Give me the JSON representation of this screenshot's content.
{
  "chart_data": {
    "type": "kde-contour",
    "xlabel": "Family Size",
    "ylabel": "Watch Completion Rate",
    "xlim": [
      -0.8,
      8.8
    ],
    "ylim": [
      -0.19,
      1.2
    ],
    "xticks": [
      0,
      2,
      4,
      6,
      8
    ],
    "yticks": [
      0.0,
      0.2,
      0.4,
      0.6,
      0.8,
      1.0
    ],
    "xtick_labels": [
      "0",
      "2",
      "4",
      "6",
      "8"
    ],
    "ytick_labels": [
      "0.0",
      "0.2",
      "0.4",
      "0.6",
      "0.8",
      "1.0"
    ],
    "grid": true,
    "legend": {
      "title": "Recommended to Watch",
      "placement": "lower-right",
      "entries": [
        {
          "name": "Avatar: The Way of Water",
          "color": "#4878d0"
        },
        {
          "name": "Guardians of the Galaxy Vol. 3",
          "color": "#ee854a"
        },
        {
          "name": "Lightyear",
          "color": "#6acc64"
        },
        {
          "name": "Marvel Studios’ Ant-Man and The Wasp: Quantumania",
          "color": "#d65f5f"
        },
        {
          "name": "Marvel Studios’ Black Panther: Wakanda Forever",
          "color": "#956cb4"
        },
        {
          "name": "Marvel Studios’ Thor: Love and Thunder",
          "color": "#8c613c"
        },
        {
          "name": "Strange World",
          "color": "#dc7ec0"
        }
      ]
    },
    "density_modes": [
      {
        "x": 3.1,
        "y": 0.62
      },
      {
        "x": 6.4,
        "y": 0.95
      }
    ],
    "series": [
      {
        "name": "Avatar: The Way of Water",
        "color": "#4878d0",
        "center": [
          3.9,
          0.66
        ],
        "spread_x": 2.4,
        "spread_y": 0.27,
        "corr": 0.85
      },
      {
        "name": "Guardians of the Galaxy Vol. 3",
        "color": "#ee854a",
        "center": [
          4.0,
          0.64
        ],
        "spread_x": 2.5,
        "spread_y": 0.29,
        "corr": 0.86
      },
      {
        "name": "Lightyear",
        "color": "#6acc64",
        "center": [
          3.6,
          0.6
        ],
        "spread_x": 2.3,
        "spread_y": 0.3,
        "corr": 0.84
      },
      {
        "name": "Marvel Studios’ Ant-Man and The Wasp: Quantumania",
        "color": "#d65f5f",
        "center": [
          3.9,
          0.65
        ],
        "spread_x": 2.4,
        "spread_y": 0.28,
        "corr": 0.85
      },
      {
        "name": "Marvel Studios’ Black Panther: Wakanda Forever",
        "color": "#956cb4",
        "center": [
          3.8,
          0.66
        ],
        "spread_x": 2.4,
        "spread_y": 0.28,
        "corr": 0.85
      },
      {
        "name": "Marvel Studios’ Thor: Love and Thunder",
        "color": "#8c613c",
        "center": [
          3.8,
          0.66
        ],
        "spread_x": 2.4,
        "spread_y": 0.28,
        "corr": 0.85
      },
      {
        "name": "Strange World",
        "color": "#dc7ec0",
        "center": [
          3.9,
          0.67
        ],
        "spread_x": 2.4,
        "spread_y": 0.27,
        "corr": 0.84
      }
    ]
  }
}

━━━━

# Work required
In the material above, show every line where the word "Wakanda" turns up.

# Answer to this exercise
          "name": "Marvel Studios’ Black Panther: Wakanda Forever",
        "name": "Marvel Studios’ Black Panther: Wakanda Forever",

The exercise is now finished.